Given instruction -> Omit the images. Copy each entry word for word.
============
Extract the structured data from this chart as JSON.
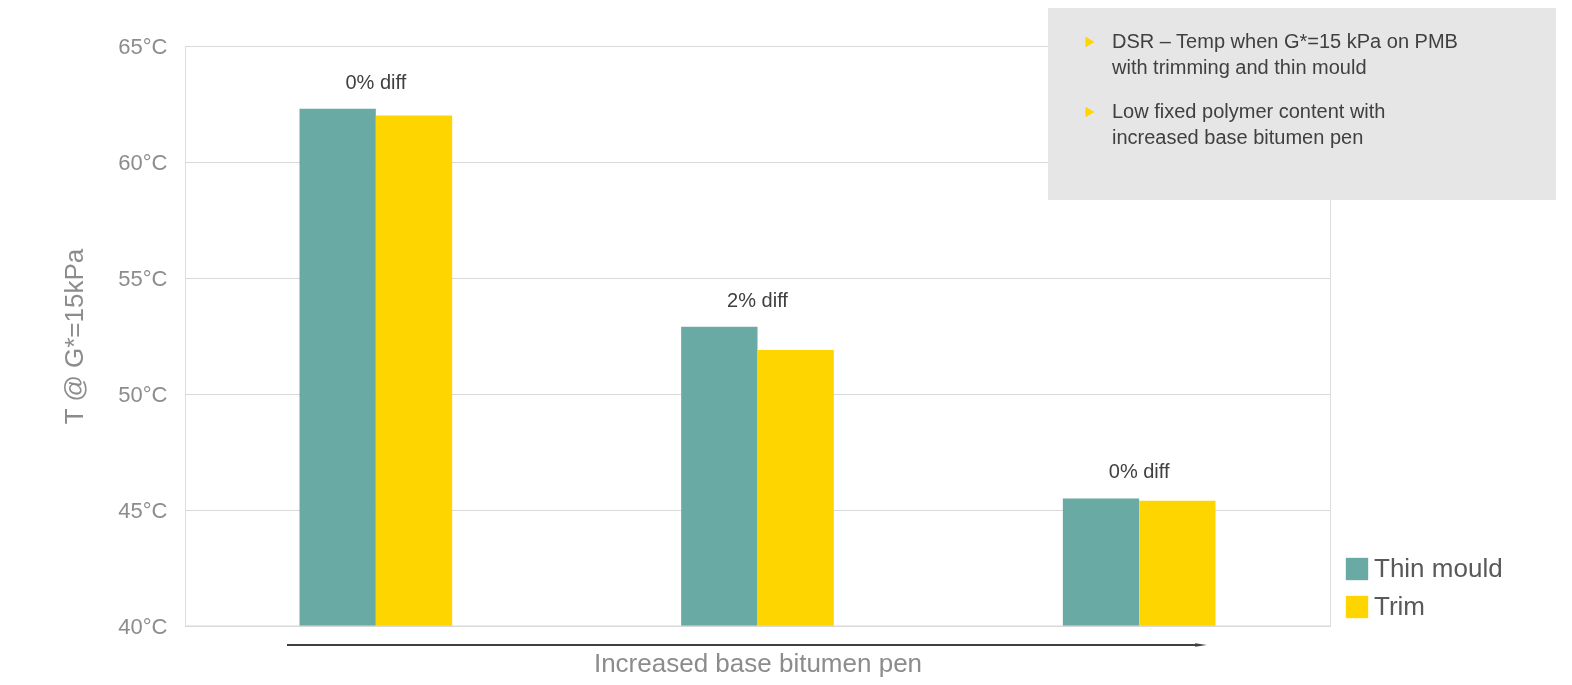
{
  "chart_data": {
    "type": "bar",
    "categories": [
      null,
      null,
      null
    ],
    "xlabel": "Increased base bitumen pen",
    "ylabel": "T @ G*=15kPa",
    "series": [
      {
        "name": "Thin mould",
        "color": "#6aaaa5",
        "values": [
          62.3,
          52.9,
          45.5
        ]
      },
      {
        "name": "Trim",
        "color": "#ffd500",
        "values": [
          62.0,
          51.9,
          45.4
        ]
      }
    ],
    "ylim": [
      40,
      65
    ],
    "yticks": [
      {
        "value": 40,
        "label": "40°C"
      },
      {
        "value": 45,
        "label": "45°C"
      },
      {
        "value": 50,
        "label": "50°C"
      },
      {
        "value": 55,
        "label": "55°C"
      },
      {
        "value": 60,
        "label": "60°C"
      },
      {
        "value": 65,
        "label": "65°C"
      }
    ],
    "grid": "y",
    "legend": "bottom right",
    "annotations": [
      {
        "text": "0% diff",
        "y": 62.3
      },
      {
        "text": "2% diff",
        "y": 52.9
      },
      {
        "text": "0% diff",
        "y": 45.5
      },
      "DSR – Temp when G*=15 kPa on PMB with trimming and thin mould",
      "Low fixed polymer content with increased base bitumen pen"
    ]
  }
}
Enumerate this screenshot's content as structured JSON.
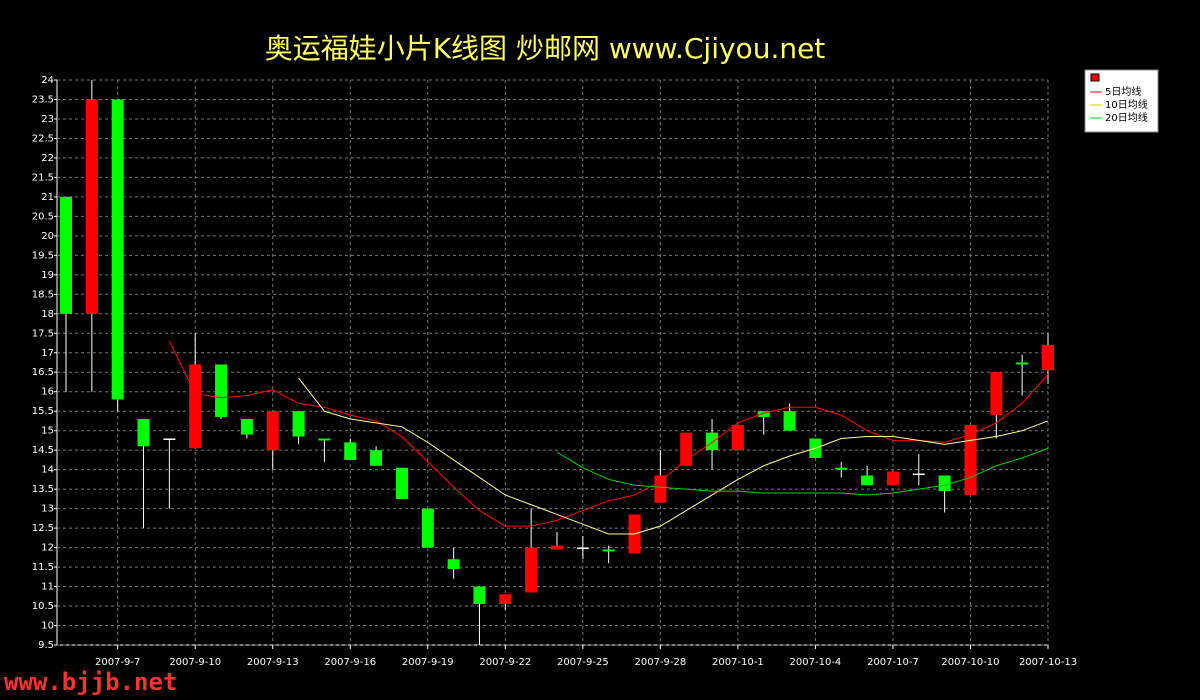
{
  "chart_data": {
    "type": "candlestick",
    "title": "奥运福娃小片K线图  炒邮网 www.Cjiyou.net",
    "watermark": "www.bjjb.net",
    "categories": [
      null,
      null,
      "2007-9-7",
      null,
      null,
      "2007-9-10",
      null,
      null,
      "2007-9-13",
      null,
      null,
      "2007-9-16",
      null,
      null,
      "2007-9-19",
      null,
      null,
      "2007-9-22",
      null,
      null,
      "2007-9-25",
      null,
      null,
      "2007-9-28",
      null,
      null,
      "2007-10-1",
      null,
      null,
      "2007-10-4",
      null,
      null,
      "2007-10-7",
      null,
      null,
      "2007-10-10",
      null,
      null,
      "2007-10-13"
    ],
    "open": [
      21,
      18,
      23.5,
      15.3,
      14.8,
      14.55,
      16.7,
      15.3,
      14.5,
      15.5,
      14.8,
      14.7,
      14.5,
      14.05,
      13,
      11.7,
      11,
      10.55,
      10.85,
      11.95,
      12,
      11.95,
      11.85,
      13.15,
      14.1,
      14.95,
      14.5,
      15.5,
      15.5,
      14.8,
      14.05,
      13.85,
      13.6,
      13.9,
      13.85,
      13.35,
      15.4,
      16.75,
      16.55
    ],
    "high": [
      21,
      24,
      23.5,
      15.3,
      14.8,
      17.5,
      16.7,
      15.3,
      15.5,
      15.5,
      14.8,
      14.8,
      14.6,
      14.05,
      13,
      12,
      11,
      10.8,
      13,
      12.4,
      12.3,
      12.05,
      12.85,
      14.5,
      14.95,
      15.3,
      15.15,
      15.5,
      15.7,
      14.8,
      14.2,
      14.1,
      13.95,
      14.4,
      13.85,
      15.15,
      16.5,
      16.95,
      17.5
    ],
    "low": [
      16,
      16,
      15.5,
      12.5,
      13,
      14.55,
      15.3,
      14.8,
      14,
      14.65,
      14.2,
      14.25,
      14.1,
      13.25,
      12,
      11.2,
      9.5,
      10.4,
      10.85,
      11.95,
      11.7,
      11.6,
      11.85,
      13.15,
      14.1,
      14,
      14.5,
      14.9,
      15,
      14.3,
      13.8,
      13.6,
      13.6,
      13.6,
      12.9,
      13.35,
      14.8,
      15.9,
      16.2
    ],
    "close": [
      18,
      23.5,
      15.8,
      14.6,
      14.8,
      16.7,
      15.35,
      14.9,
      15.5,
      14.85,
      14.75,
      14.25,
      14.1,
      13.25,
      12,
      11.45,
      10.55,
      10.8,
      12,
      12.05,
      12,
      11.9,
      12.85,
      13.85,
      14.95,
      14.5,
      15.15,
      15.35,
      15,
      14.3,
      14,
      13.6,
      13.95,
      13.9,
      13.45,
      15.15,
      16.5,
      16.7,
      17.2
    ],
    "up_color": "#ff0000",
    "down_color": "#00ff00",
    "series": [
      {
        "name": "5日均线",
        "color": "#ff0000",
        "values": [
          null,
          null,
          null,
          null,
          17.3,
          15.95,
          15.85,
          15.9,
          16.05,
          15.7,
          15.6,
          15.4,
          15.25,
          14.85,
          14.2,
          13.55,
          12.95,
          12.55,
          12.55,
          12.7,
          12.95,
          13.2,
          13.35,
          13.7,
          14.25,
          14.7,
          15.2,
          15.45,
          15.6,
          15.6,
          15.4,
          15,
          14.75,
          14.75,
          14.7,
          14.9,
          15.2,
          15.7,
          16.45
        ]
      },
      {
        "name": "10日均线",
        "color": "#ffff99",
        "values": [
          null,
          null,
          null,
          null,
          null,
          null,
          null,
          null,
          null,
          16.35,
          15.5,
          15.3,
          15.2,
          15.1,
          14.7,
          14.25,
          13.8,
          13.35,
          13.1,
          12.85,
          12.6,
          12.35,
          12.35,
          12.55,
          12.95,
          13.35,
          13.75,
          14.1,
          14.35,
          14.55,
          14.8,
          14.85,
          14.85,
          14.75,
          14.65,
          14.75,
          14.85,
          15,
          15.25
        ]
      },
      {
        "name": "20日均线",
        "color": "#00cc00",
        "values": [
          null,
          null,
          null,
          null,
          null,
          null,
          null,
          null,
          null,
          null,
          null,
          null,
          null,
          null,
          null,
          null,
          null,
          null,
          null,
          14.45,
          14.05,
          13.75,
          13.6,
          13.55,
          13.5,
          13.45,
          13.45,
          13.4,
          13.4,
          13.4,
          13.4,
          13.35,
          13.4,
          13.5,
          13.6,
          13.8,
          14.1,
          14.3,
          14.55
        ]
      }
    ],
    "ylim": [
      9.5,
      24
    ],
    "yticks": [
      9.5,
      10,
      10.5,
      11,
      11.5,
      12,
      12.5,
      13,
      13.5,
      14,
      14.5,
      15,
      15.5,
      16,
      16.5,
      17,
      17.5,
      18,
      18.5,
      19,
      19.5,
      20,
      20.5,
      21,
      21.5,
      22,
      22.5,
      23,
      23.5,
      24
    ],
    "grid": true
  }
}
============
Reply ->
Extract the structured data from this chart as JSON.
{
  "chart_data": {
    "type": "bar",
    "categories": [
      null,
      null,
      null
    ],
    "xlabel": "Increased base bitumen pen",
    "ylabel": "T @ G*=15kPa",
    "series": [
      {
        "name": "Thin mould",
        "color": "#6aaaa5",
        "values": [
          62.3,
          52.9,
          45.5
        ]
      },
      {
        "name": "Trim",
        "color": "#ffd500",
        "values": [
          62.0,
          51.9,
          45.4
        ]
      }
    ],
    "ylim": [
      40,
      65
    ],
    "yticks": [
      {
        "value": 40,
        "label": "40°C"
      },
      {
        "value": 45,
        "label": "45°C"
      },
      {
        "value": 50,
        "label": "50°C"
      },
      {
        "value": 55,
        "label": "55°C"
      },
      {
        "value": 60,
        "label": "60°C"
      },
      {
        "value": 65,
        "label": "65°C"
      }
    ],
    "grid": "y",
    "legend": "bottom right",
    "annotations": [
      {
        "text": "0% diff",
        "y": 62.3
      },
      {
        "text": "2% diff",
        "y": 52.9
      },
      {
        "text": "0% diff",
        "y": 45.5
      },
      "DSR – Temp when G*=15 kPa on PMB with trimming and thin mould",
      "Low fixed polymer content with increased base bitumen pen"
    ]
  }
}
Enumerate this screenshot's content as structured JSON.
{
  "chart_data": {
    "type": "candlestick",
    "title": "奥运福娃小片K线图  炒邮网 www.Cjiyou.net",
    "watermark": "www.bjjb.net",
    "categories": [
      null,
      null,
      "2007-9-7",
      null,
      null,
      "2007-9-10",
      null,
      null,
      "2007-9-13",
      null,
      null,
      "2007-9-16",
      null,
      null,
      "2007-9-19",
      null,
      null,
      "2007-9-22",
      null,
      null,
      "2007-9-25",
      null,
      null,
      "2007-9-28",
      null,
      null,
      "2007-10-1",
      null,
      null,
      "2007-10-4",
      null,
      null,
      "2007-10-7",
      null,
      null,
      "2007-10-10",
      null,
      null,
      "2007-10-13"
    ],
    "open": [
      21,
      18,
      23.5,
      15.3,
      14.8,
      14.55,
      16.7,
      15.3,
      14.5,
      15.5,
      14.8,
      14.7,
      14.5,
      14.05,
      13,
      11.7,
      11,
      10.55,
      10.85,
      11.95,
      12,
      11.95,
      11.85,
      13.15,
      14.1,
      14.95,
      14.5,
      15.5,
      15.5,
      14.8,
      14.05,
      13.85,
      13.6,
      13.9,
      13.85,
      13.35,
      15.4,
      16.75,
      16.55
    ],
    "high": [
      21,
      24,
      23.5,
      15.3,
      14.8,
      17.5,
      16.7,
      15.3,
      15.5,
      15.5,
      14.8,
      14.8,
      14.6,
      14.05,
      13,
      12,
      11,
      10.8,
      13,
      12.4,
      12.3,
      12.05,
      12.85,
      14.5,
      14.95,
      15.3,
      15.15,
      15.5,
      15.7,
      14.8,
      14.2,
      14.1,
      13.95,
      14.4,
      13.85,
      15.15,
      16.5,
      16.95,
      17.5
    ],
    "low": [
      16,
      16,
      15.5,
      12.5,
      13,
      14.55,
      15.3,
      14.8,
      14,
      14.65,
      14.2,
      14.25,
      14.1,
      13.25,
      12,
      11.2,
      9.5,
      10.4,
      10.85,
      11.95,
      11.7,
      11.6,
      11.85,
      13.15,
      14.1,
      14,
      14.5,
      14.9,
      15,
      14.3,
      13.8,
      13.6,
      13.6,
      13.6,
      12.9,
      13.35,
      14.8,
      15.9,
      16.2
    ],
    "close": [
      18,
      23.5,
      15.8,
      14.6,
      14.8,
      16.7,
      15.35,
      14.9,
      15.5,
      14.85,
      14.75,
      14.25,
      14.1,
      13.25,
      12,
      11.45,
      10.55,
      10.8,
      12,
      12.05,
      12,
      11.9,
      12.85,
      13.85,
      14.95,
      14.5,
      15.15,
      15.35,
      15,
      14.3,
      14,
      13.6,
      13.95,
      13.9,
      13.45,
      15.15,
      16.5,
      16.7,
      17.2
    ],
    "up_color": "#ff0000",
    "down_color": "#00ff00",
    "series": [
      {
        "name": "5日均线",
        "color": "#ff0000",
        "values": [
          null,
          null,
          null,
          null,
          17.3,
          15.95,
          15.85,
          15.9,
          16.05,
          15.7,
          15.6,
          15.4,
          15.25,
          14.85,
          14.2,
          13.55,
          12.95,
          12.55,
          12.55,
          12.7,
          12.95,
          13.2,
          13.35,
          13.7,
          14.25,
          14.7,
          15.2,
          15.45,
          15.6,
          15.6,
          15.4,
          15,
          14.75,
          14.75,
          14.7,
          14.9,
          15.2,
          15.7,
          16.45
        ]
      },
      {
        "name": "10日均线",
        "color": "#ffff99",
        "values": [
          null,
          null,
          null,
          null,
          null,
          null,
          null,
          null,
          null,
          16.35,
          15.5,
          15.3,
          15.2,
          15.1,
          14.7,
          14.25,
          13.8,
          13.35,
          13.1,
          12.85,
          12.6,
          12.35,
          12.35,
          12.55,
          12.95,
          13.35,
          13.75,
          14.1,
          14.35,
          14.55,
          14.8,
          14.85,
          14.85,
          14.75,
          14.65,
          14.75,
          14.85,
          15,
          15.25
        ]
      },
      {
        "name": "20日均线",
        "color": "#00cc00",
        "values": [
          null,
          null,
          null,
          null,
          null,
          null,
          null,
          null,
          null,
          null,
          null,
          null,
          null,
          null,
          null,
          null,
          null,
          null,
          null,
          14.45,
          14.05,
          13.75,
          13.6,
          13.55,
          13.5,
          13.45,
          13.45,
          13.4,
          13.4,
          13.4,
          13.4,
          13.35,
          13.4,
          13.5,
          13.6,
          13.8,
          14.1,
          14.3,
          14.55
        ]
      }
    ],
    "ylim": [
      9.5,
      24
    ],
    "yticks": [
      9.5,
      10,
      10.5,
      11,
      11.5,
      12,
      12.5,
      13,
      13.5,
      14,
      14.5,
      15,
      15.5,
      16,
      16.5,
      17,
      17.5,
      18,
      18.5,
      19,
      19.5,
      20,
      20.5,
      21,
      21.5,
      22,
      22.5,
      23,
      23.5,
      24
    ],
    "grid": true
  }
}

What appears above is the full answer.